**Task to carry out**
Only the number is wanted: tally the lines below that contain the word "accounted".

**Dataset excerpts**
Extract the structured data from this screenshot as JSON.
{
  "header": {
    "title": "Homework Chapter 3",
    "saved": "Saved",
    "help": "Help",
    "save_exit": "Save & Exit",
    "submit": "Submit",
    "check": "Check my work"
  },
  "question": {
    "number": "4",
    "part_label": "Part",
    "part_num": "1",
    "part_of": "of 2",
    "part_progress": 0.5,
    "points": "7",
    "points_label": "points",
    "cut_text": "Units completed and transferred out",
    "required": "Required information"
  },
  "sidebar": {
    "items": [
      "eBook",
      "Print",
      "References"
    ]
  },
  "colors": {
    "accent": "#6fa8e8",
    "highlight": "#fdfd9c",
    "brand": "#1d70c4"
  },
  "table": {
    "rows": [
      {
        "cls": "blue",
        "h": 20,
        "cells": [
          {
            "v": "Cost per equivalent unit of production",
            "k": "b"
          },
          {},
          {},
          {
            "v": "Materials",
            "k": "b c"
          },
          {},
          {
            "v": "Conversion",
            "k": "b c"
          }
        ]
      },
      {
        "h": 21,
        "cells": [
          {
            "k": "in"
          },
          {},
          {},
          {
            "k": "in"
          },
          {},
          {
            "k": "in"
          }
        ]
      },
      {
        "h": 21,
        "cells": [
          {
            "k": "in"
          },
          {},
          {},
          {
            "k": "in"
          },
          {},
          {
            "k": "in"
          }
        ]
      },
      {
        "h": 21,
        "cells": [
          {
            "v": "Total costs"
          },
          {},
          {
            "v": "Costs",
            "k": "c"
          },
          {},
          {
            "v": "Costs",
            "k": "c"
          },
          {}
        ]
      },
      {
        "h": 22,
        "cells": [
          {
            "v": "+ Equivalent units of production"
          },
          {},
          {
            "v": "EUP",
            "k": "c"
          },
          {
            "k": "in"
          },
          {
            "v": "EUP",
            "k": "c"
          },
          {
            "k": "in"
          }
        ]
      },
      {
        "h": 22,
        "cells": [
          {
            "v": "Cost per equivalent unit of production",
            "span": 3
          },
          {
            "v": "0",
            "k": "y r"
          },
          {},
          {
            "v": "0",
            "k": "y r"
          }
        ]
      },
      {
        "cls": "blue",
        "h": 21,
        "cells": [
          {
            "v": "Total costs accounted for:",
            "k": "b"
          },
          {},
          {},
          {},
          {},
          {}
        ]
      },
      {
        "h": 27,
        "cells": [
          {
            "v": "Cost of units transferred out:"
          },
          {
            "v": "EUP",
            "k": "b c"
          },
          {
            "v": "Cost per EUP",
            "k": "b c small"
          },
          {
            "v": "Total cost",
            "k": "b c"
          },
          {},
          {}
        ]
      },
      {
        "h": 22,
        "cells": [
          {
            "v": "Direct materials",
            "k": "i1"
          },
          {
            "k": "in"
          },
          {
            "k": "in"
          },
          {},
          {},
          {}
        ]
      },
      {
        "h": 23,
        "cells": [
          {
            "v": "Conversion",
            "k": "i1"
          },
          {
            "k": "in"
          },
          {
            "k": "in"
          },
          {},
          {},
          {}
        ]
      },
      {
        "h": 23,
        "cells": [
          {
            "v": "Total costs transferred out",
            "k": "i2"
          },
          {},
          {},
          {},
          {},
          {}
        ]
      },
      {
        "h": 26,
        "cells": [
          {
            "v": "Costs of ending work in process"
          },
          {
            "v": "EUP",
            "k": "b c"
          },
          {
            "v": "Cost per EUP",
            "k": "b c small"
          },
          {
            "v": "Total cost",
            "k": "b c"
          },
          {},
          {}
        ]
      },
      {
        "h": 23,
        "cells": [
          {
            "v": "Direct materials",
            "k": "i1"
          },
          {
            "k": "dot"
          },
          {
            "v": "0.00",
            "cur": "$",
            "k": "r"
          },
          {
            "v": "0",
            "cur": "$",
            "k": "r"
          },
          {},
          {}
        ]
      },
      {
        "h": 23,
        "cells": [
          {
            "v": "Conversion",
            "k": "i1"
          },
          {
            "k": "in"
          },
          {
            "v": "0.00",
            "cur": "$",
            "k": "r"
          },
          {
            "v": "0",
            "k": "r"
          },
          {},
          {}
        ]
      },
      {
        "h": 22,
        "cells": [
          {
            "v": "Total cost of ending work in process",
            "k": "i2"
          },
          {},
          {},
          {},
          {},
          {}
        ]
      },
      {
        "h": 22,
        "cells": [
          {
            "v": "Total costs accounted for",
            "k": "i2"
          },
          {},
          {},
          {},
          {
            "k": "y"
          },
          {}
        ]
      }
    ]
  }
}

**Finished task**
2